(Saved data entries)
.....

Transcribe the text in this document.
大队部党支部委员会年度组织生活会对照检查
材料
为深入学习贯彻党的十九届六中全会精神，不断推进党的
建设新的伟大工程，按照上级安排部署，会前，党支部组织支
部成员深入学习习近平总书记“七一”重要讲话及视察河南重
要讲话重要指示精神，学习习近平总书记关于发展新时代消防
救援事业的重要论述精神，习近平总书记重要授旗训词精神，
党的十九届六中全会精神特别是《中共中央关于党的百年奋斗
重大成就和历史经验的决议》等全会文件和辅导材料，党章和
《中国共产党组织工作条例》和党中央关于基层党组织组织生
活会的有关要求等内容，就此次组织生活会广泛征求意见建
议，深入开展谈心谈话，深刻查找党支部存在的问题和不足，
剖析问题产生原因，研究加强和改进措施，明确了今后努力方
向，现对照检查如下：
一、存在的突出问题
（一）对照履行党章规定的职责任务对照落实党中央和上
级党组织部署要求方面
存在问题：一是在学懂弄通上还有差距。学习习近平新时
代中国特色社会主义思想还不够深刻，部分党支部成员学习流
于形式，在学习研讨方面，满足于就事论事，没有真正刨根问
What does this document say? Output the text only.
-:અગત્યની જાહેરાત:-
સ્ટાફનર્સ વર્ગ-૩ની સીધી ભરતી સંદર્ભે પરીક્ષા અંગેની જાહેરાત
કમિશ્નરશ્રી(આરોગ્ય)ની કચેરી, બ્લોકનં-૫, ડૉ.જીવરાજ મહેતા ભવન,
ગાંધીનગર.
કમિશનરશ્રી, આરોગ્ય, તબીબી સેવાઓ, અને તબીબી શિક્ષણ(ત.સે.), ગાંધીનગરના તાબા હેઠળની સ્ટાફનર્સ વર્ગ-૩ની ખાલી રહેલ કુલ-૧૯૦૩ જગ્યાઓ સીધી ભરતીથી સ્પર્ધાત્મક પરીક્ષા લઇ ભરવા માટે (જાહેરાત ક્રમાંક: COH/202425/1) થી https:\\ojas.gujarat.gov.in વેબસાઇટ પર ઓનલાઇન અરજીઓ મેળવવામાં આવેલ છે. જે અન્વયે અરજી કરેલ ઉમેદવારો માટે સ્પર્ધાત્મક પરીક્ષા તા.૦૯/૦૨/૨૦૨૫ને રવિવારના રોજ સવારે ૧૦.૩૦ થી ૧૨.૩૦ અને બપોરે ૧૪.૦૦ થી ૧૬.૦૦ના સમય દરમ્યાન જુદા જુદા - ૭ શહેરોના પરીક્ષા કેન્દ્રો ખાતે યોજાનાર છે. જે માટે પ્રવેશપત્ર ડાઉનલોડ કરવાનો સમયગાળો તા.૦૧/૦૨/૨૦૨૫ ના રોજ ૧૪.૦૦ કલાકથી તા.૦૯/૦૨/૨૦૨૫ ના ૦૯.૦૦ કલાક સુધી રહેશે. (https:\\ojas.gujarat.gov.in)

.....

Aim of the exercise: Take each line containing the string "this" and copy it out.

Answer to the problem:
Transcribe the text in this document.
What does this document say? Output the text only.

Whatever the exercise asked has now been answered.